Locate each line in the rows below that contains the string "chart" and copy those lines in full.

> [Extracted records]:
:::
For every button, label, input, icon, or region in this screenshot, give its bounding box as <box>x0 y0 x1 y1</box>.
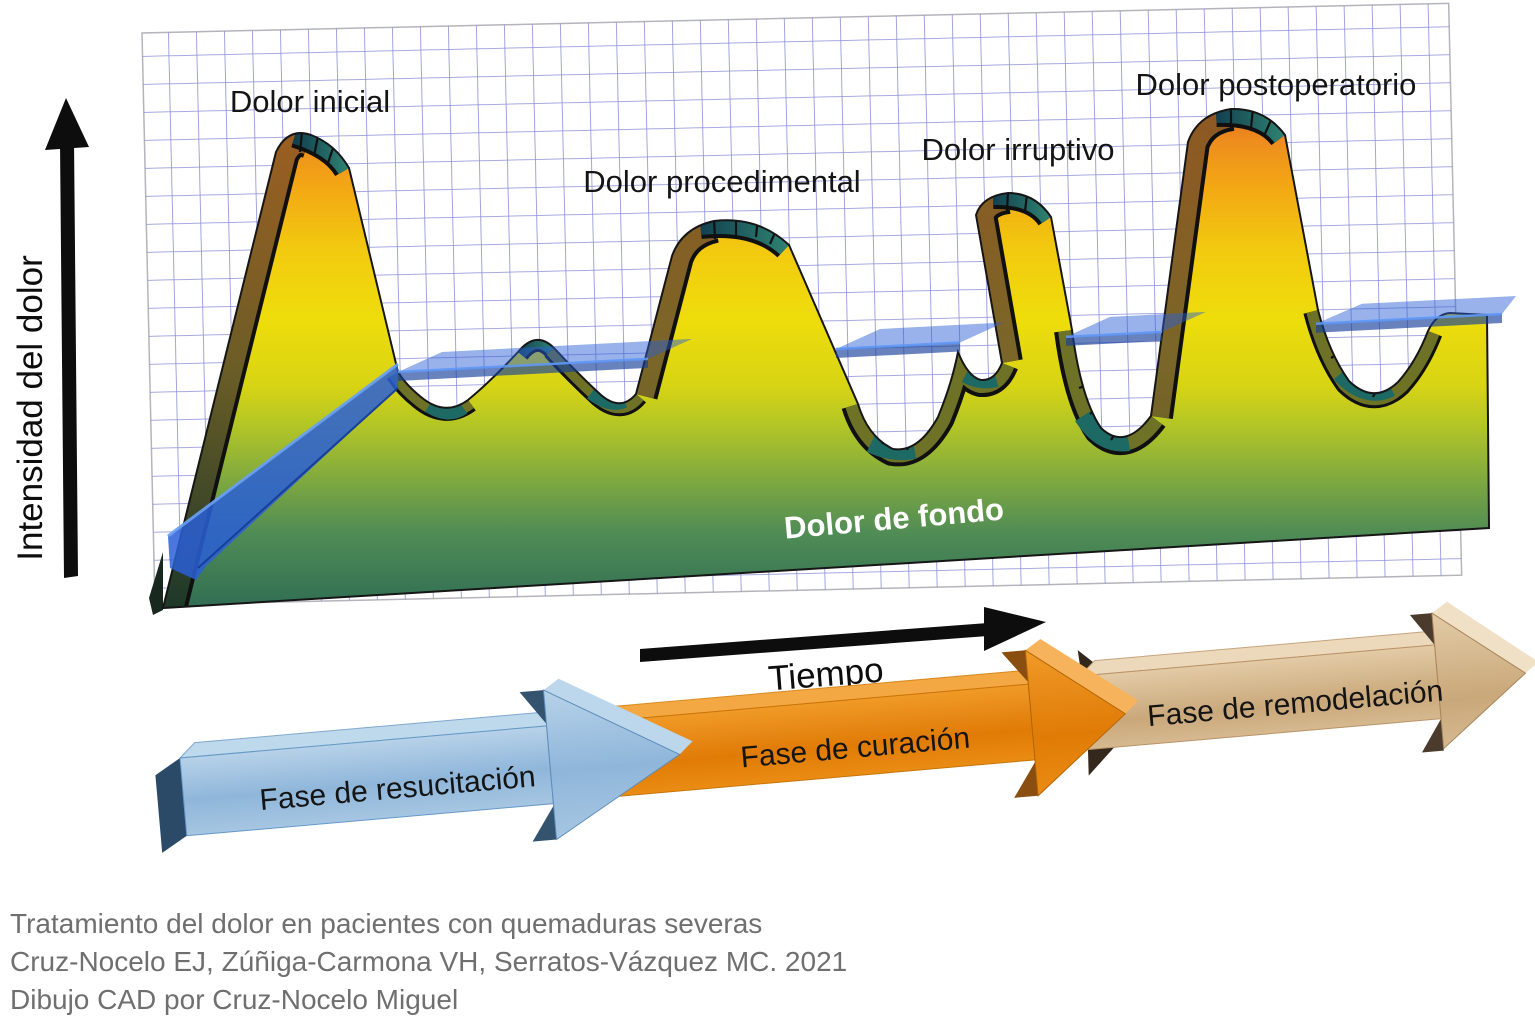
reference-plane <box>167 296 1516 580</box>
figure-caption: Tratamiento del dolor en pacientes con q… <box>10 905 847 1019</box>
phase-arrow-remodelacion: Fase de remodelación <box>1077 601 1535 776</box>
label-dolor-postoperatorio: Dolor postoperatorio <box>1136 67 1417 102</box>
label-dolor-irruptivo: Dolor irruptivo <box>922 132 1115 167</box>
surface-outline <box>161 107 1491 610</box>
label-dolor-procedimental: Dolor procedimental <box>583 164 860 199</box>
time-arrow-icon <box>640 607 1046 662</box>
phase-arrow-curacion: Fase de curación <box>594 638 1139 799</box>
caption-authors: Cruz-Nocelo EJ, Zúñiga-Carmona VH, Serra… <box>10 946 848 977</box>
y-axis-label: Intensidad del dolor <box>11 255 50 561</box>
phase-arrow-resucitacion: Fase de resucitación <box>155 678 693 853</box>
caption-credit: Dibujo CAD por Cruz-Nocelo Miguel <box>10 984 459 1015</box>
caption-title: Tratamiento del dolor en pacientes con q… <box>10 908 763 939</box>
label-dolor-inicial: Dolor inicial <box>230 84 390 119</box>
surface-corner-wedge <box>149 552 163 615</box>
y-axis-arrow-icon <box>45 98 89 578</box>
:::
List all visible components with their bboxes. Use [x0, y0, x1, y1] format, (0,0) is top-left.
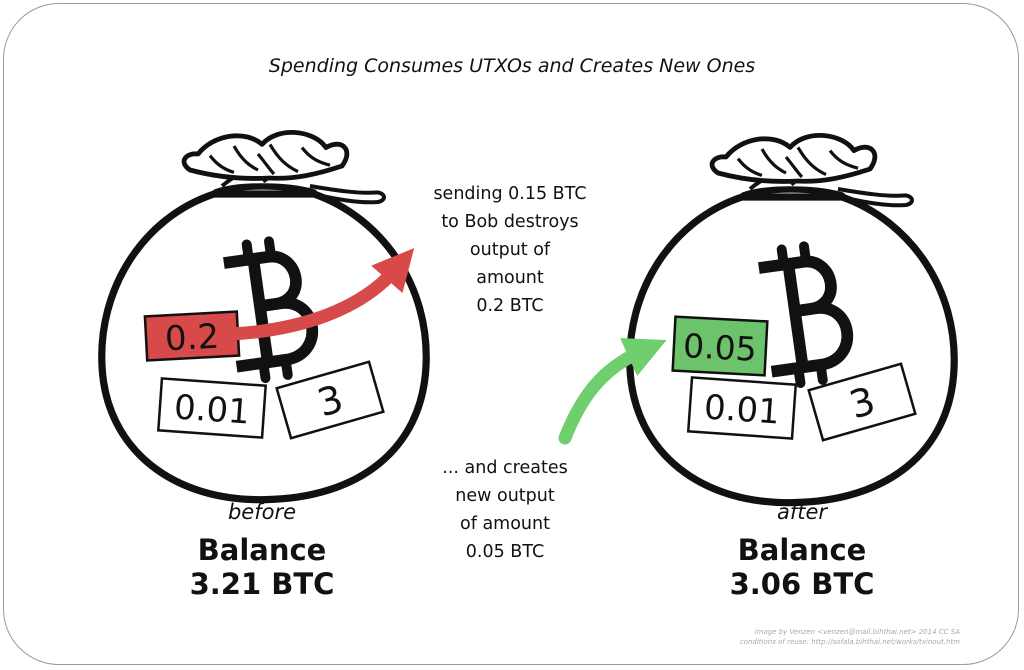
:::
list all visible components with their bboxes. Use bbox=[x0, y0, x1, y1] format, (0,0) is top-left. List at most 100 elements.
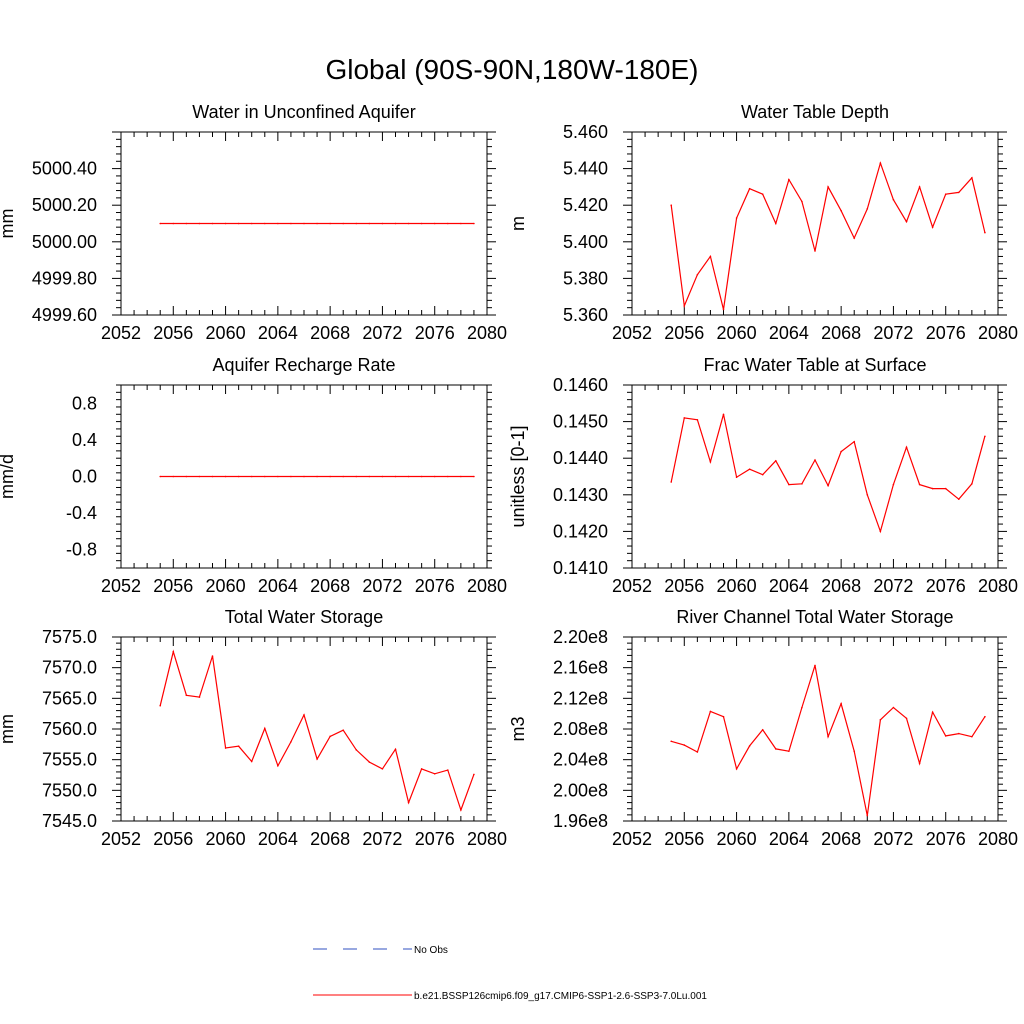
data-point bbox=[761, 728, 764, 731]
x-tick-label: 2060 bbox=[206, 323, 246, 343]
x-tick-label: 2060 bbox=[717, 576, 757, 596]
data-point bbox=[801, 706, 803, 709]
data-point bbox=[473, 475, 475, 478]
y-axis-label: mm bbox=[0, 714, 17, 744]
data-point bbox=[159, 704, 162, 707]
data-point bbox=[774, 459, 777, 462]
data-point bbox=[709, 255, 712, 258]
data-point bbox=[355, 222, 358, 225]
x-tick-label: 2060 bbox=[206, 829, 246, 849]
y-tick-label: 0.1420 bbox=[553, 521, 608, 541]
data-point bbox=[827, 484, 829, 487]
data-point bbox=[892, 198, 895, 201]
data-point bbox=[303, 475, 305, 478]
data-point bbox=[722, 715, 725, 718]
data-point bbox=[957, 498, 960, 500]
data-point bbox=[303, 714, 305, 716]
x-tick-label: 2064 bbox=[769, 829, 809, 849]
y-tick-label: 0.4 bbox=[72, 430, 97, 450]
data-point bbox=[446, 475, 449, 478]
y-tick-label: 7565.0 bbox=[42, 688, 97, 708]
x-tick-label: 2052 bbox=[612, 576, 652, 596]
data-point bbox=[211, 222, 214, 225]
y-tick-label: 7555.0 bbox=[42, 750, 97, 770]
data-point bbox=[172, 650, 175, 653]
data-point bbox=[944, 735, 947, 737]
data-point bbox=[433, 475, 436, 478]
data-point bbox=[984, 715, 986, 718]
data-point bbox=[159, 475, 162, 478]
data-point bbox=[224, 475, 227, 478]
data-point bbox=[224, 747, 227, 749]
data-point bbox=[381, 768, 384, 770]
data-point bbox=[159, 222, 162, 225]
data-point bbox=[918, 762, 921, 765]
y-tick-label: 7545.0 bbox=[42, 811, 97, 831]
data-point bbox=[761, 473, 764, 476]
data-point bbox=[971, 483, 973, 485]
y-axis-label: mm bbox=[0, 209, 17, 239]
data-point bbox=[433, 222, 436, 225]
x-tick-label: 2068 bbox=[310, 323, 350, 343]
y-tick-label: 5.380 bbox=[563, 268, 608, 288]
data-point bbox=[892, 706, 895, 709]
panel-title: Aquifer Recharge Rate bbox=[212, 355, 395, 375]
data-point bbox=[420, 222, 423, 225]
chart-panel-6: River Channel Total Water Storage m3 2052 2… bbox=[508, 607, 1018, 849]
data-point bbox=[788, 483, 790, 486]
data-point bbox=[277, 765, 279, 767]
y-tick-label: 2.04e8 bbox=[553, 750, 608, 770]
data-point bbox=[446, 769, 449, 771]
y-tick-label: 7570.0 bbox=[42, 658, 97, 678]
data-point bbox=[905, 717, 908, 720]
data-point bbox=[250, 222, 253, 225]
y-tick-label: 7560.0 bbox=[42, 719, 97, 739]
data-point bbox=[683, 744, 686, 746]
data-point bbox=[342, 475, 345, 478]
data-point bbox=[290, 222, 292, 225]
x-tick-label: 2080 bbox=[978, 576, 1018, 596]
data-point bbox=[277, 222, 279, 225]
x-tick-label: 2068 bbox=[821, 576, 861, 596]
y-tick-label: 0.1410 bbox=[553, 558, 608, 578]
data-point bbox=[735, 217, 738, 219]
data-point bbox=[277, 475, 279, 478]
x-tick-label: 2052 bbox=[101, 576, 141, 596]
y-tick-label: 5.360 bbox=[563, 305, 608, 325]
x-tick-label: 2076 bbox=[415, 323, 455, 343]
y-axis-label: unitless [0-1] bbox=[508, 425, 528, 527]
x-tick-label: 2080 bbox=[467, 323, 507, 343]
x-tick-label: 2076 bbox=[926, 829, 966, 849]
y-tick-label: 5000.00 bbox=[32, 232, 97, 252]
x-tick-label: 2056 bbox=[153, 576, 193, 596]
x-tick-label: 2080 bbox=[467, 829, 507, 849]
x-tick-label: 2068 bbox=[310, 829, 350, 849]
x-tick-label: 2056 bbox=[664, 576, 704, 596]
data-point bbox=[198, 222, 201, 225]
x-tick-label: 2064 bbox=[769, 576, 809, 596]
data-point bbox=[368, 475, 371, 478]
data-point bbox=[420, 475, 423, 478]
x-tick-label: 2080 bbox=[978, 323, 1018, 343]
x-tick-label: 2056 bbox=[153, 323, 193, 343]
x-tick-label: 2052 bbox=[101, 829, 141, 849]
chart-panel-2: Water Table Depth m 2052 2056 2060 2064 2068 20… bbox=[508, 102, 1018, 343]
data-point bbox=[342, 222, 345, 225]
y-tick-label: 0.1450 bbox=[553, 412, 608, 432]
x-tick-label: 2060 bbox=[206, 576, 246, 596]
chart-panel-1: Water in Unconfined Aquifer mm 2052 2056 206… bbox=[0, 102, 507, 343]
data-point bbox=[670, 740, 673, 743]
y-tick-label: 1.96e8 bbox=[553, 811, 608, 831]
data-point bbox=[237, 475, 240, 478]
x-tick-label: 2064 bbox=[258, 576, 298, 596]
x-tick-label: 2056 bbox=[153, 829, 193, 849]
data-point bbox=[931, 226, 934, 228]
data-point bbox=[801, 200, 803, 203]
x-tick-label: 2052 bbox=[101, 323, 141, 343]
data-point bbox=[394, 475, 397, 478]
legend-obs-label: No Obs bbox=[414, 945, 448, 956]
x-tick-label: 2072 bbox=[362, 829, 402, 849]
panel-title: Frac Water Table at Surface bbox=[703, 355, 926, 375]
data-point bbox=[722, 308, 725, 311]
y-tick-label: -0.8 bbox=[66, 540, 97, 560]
:::
> [Answer to this problem]:
chart-panel-6: River Channel Total Water Storage m3 2052 2… bbox=[508, 607, 1018, 849]
chart-panel-2: Water Table Depth m 2052 2056 2060 2064 2068 20… bbox=[508, 102, 1018, 343]
chart-panel-1: Water in Unconfined Aquifer mm 2052 2056 206… bbox=[0, 102, 507, 343]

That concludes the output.